(Records from a data source)

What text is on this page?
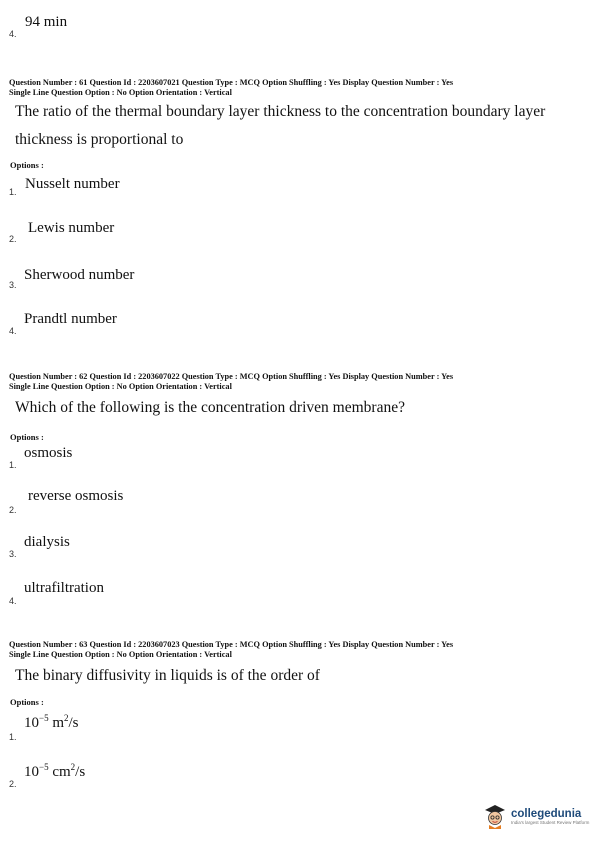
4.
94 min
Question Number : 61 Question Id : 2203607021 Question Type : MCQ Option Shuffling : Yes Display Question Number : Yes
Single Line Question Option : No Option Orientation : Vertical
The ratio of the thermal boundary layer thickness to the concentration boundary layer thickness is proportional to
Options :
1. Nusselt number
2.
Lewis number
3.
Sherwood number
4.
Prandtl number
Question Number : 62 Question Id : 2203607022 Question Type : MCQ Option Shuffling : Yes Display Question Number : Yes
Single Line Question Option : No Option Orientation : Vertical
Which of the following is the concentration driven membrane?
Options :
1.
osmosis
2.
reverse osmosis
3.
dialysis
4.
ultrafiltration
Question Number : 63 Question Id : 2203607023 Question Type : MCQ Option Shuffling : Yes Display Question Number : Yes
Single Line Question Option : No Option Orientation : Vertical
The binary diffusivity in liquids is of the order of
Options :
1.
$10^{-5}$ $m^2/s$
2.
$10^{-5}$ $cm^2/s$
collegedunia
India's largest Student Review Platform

* _Requirement_
All the material shown above is to be copied exactly, with no pictures carried over.

* _Written answer_
What text is on this page?
4.
94 min
Question Number : 61 Question Id : 2203607021 Question Type : MCQ Option Shuffling : Yes Display Question Number : Yes
Single Line Question Option : No Option Orientation : Vertical
The ratio of the thermal boundary layer thickness to the concentration boundary layer thickness is proportional to
Options :
1. Nusselt number
2.
Lewis number
3.
Sherwood number
4.
Prandtl number
Question Number : 62 Question Id : 2203607022 Question Type : MCQ Option Shuffling : Yes Display Question Number : Yes
Single Line Question Option : No Option Orientation : Vertical
Which of the following is the concentration driven membrane?
Options :
1.
osmosis
2.
reverse osmosis
3.
dialysis
4.
ultrafiltration
Question Number : 63 Question Id : 2203607023 Question Type : MCQ Option Shuffling : Yes Display Question Number : Yes
Single Line Question Option : No Option Orientation : Vertical
The binary diffusivity in liquids is of the order of
Options :
1.
$10^{-5}$ $m^2/s$
2.
$10^{-5}$ $cm^2/s$
collegedunia
India's largest Student Review Platform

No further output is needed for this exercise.